--- START OF Recorded data ---
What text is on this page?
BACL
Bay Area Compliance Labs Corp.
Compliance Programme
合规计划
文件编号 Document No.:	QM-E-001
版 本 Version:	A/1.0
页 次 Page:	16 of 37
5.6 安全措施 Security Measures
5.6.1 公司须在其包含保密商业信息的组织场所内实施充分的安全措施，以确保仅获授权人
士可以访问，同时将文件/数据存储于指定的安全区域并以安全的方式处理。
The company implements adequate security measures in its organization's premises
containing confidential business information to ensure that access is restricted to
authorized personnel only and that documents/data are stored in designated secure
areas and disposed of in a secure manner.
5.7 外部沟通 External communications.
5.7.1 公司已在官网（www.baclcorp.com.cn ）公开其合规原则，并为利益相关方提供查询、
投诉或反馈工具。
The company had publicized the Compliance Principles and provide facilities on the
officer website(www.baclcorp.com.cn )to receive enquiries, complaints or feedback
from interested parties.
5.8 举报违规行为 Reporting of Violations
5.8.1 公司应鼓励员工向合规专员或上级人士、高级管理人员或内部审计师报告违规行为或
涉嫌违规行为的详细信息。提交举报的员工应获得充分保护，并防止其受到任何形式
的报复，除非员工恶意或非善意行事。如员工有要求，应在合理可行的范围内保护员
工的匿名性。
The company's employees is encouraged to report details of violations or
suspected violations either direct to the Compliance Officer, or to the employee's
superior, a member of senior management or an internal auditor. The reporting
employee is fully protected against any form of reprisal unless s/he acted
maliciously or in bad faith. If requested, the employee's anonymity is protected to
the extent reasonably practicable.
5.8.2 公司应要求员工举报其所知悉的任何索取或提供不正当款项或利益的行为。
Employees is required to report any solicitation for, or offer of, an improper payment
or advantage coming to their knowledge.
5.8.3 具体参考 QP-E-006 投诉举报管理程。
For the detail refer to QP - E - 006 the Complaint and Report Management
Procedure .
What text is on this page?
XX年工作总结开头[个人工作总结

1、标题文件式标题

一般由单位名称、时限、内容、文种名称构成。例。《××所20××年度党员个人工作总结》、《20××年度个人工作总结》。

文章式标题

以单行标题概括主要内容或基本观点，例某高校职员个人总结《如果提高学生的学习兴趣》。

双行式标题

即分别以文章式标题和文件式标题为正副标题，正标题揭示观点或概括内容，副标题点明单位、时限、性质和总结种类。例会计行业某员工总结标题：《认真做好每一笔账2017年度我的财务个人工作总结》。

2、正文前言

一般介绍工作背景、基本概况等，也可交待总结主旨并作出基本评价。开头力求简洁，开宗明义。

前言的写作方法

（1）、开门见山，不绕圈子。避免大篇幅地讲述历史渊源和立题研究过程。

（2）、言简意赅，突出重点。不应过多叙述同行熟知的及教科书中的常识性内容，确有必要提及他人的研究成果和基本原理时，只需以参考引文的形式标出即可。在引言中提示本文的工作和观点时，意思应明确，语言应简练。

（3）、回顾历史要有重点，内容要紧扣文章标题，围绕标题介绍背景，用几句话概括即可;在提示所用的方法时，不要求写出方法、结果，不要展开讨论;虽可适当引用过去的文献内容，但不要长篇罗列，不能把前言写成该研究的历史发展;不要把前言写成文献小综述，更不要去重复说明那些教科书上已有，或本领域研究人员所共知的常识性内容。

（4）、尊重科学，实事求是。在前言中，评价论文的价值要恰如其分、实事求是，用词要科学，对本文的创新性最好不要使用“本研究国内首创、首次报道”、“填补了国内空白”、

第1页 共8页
--- END OF Recorded data ---
- [Short problem]: Print every entry exactly as written.

- [Response to this task]:
What text is on this page?
BACL
Bay Area Compliance Labs Corp.
Compliance Programme
合规计划
文件编号 Document No.:	QM-E-001
版 本 Version:	A/1.0
页 次 Page:	16 of 37
5.6 安全措施 Security Measures
5.6.1 公司须在其包含保密商业信息的组织场所内实施充分的安全措施，以确保仅获授权人
士可以访问，同时将文件/数据存储于指定的安全区域并以安全的方式处理。
The company implements adequate security measures in its organization's premises
containing confidential business information to ensure that access is restricted to
authorized personnel only and that documents/data are stored in designated secure
areas and disposed of in a secure manner.
5.7 外部沟通 External communications.
5.7.1 公司已在官网（www.baclcorp.com.cn ）公开其合规原则，并为利益相关方提供查询、
投诉或反馈工具。
The company had publicized the Compliance Principles and provide facilities on the
officer website(www.baclcorp.com.cn )to receive enquiries, complaints or feedback
from interested parties.
5.8 举报违规行为 Reporting of Violations
5.8.1 公司应鼓励员工向合规专员或上级人士、高级管理人员或内部审计师报告违规行为或
涉嫌违规行为的详细信息。提交举报的员工应获得充分保护，并防止其受到任何形式
的报复，除非员工恶意或非善意行事。如员工有要求，应在合理可行的范围内保护员
工的匿名性。
The company's employees is encouraged to report details of violations or
suspected violations either direct to the Compliance Officer, or to the employee's
superior, a member of senior management or an internal auditor. The reporting
employee is fully protected against any form of reprisal unless s/he acted
maliciously or in bad faith. If requested, the employee's anonymity is protected to
the extent reasonably practicable.
5.8.2 公司应要求员工举报其所知悉的任何索取或提供不正当款项或利益的行为。
Employees is required to report any solicitation for, or offer of, an improper payment
or advantage coming to their knowledge.
5.8.3 具体参考 QP-E-006 投诉举报管理程。
For the detail refer to QP - E - 006 the Complaint and Report Management
Procedure .
What text is on this page?
XX年工作总结开头[个人工作总结

1、标题文件式标题

一般由单位名称、时限、内容、文种名称构成。例。《××所20××年度党员个人工作总结》、《20××年度个人工作总结》。

文章式标题

以单行标题概括主要内容或基本观点，例某高校职员个人总结《如果提高学生的学习兴趣》。

双行式标题

即分别以文章式标题和文件式标题为正副标题，正标题揭示观点或概括内容，副标题点明单位、时限、性质和总结种类。例会计行业某员工总结标题：《认真做好每一笔账2017年度我的财务个人工作总结》。

2、正文前言

一般介绍工作背景、基本概况等，也可交待总结主旨并作出基本评价。开头力求简洁，开宗明义。

前言的写作方法

（1）、开门见山，不绕圈子。避免大篇幅地讲述历史渊源和立题研究过程。

（2）、言简意赅，突出重点。不应过多叙述同行熟知的及教科书中的常识性内容，确有必要提及他人的研究成果和基本原理时，只需以参考引文的形式标出即可。在引言中提示本文的工作和观点时，意思应明确，语言应简练。

（3）、回顾历史要有重点，内容要紧扣文章标题，围绕标题介绍背景，用几句话概括即可;在提示所用的方法时，不要求写出方法、结果，不要展开讨论;虽可适当引用过去的文献内容，但不要长篇罗列，不能把前言写成该研究的历史发展;不要把前言写成文献小综述，更不要去重复说明那些教科书上已有，或本领域研究人员所共知的常识性内容。

（4）、尊重科学，实事求是。在前言中，评价论文的价值要恰如其分、实事求是，用词要科学，对本文的创新性最好不要使用“本研究国内首创、首次报道”、“填补了国内空白”、

第1页 共8页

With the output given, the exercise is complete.